* Start The data *
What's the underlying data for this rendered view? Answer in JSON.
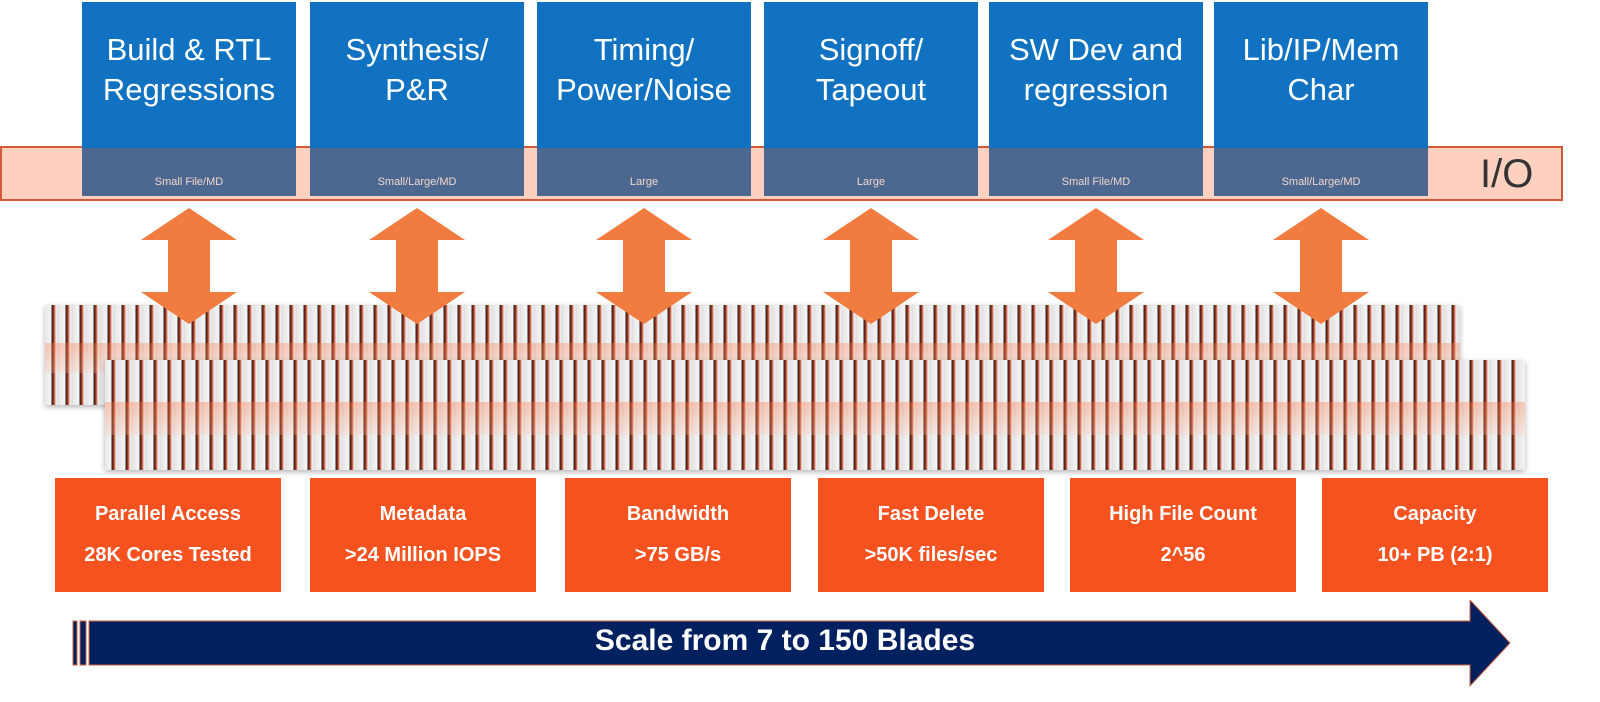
{
  "workloads": [
    {
      "title": "Build & RTL Regressions",
      "io": "Small File/MD"
    },
    {
      "title": "Synthesis/ P&R",
      "io": "Small/Large/MD"
    },
    {
      "title": "Timing/ Power/Noise",
      "io": "Large"
    },
    {
      "title": "Signoff/ Tapeout",
      "io": "Large"
    },
    {
      "title": "SW Dev and regression",
      "io": "Small File/MD"
    },
    {
      "title": "Lib/IP/Mem Char",
      "io": "Small/Large/MD"
    }
  ],
  "io_label": "I/O",
  "features": [
    {
      "name": "Parallel Access",
      "value": "28K Cores Tested"
    },
    {
      "name": "Metadata",
      "value": ">24 Million IOPS"
    },
    {
      "name": "Bandwidth",
      "value": ">75 GB/s"
    },
    {
      "name": "Fast Delete",
      "value": ">50K files/sec"
    },
    {
      "name": "High File Count",
      "value": "2^56"
    },
    {
      "name": "Capacity",
      "value": "10+ PB (2:1)"
    }
  ],
  "scale_label": "Scale from 7 to 150 Blades",
  "colors": {
    "blue": "#1072c0",
    "io_gray": "#4c6890",
    "orange_box": "#f55220",
    "arrow_orange": "#f07c40",
    "navy": "#002060",
    "io_band": "#fdd0c0"
  }
}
* End The data *
Exercise prompt
Transcribe the whole listing, character for character, but not its images.

Correct result
What's the underlying data for this rendered view? Answer in JSON.
{
  "workloads": [
    {
      "title": "Build & RTL Regressions",
      "io": "Small File/MD"
    },
    {
      "title": "Synthesis/ P&R",
      "io": "Small/Large/MD"
    },
    {
      "title": "Timing/ Power/Noise",
      "io": "Large"
    },
    {
      "title": "Signoff/ Tapeout",
      "io": "Large"
    },
    {
      "title": "SW Dev and regression",
      "io": "Small File/MD"
    },
    {
      "title": "Lib/IP/Mem Char",
      "io": "Small/Large/MD"
    }
  ],
  "io_label": "I/O",
  "features": [
    {
      "name": "Parallel Access",
      "value": "28K Cores Tested"
    },
    {
      "name": "Metadata",
      "value": ">24 Million IOPS"
    },
    {
      "name": "Bandwidth",
      "value": ">75 GB/s"
    },
    {
      "name": "Fast Delete",
      "value": ">50K files/sec"
    },
    {
      "name": "High File Count",
      "value": "2^56"
    },
    {
      "name": "Capacity",
      "value": "10+ PB (2:1)"
    }
  ],
  "scale_label": "Scale from 7 to 150 Blades",
  "colors": {
    "blue": "#1072c0",
    "io_gray": "#4c6890",
    "orange_box": "#f55220",
    "arrow_orange": "#f07c40",
    "navy": "#002060",
    "io_band": "#fdd0c0"
  }
}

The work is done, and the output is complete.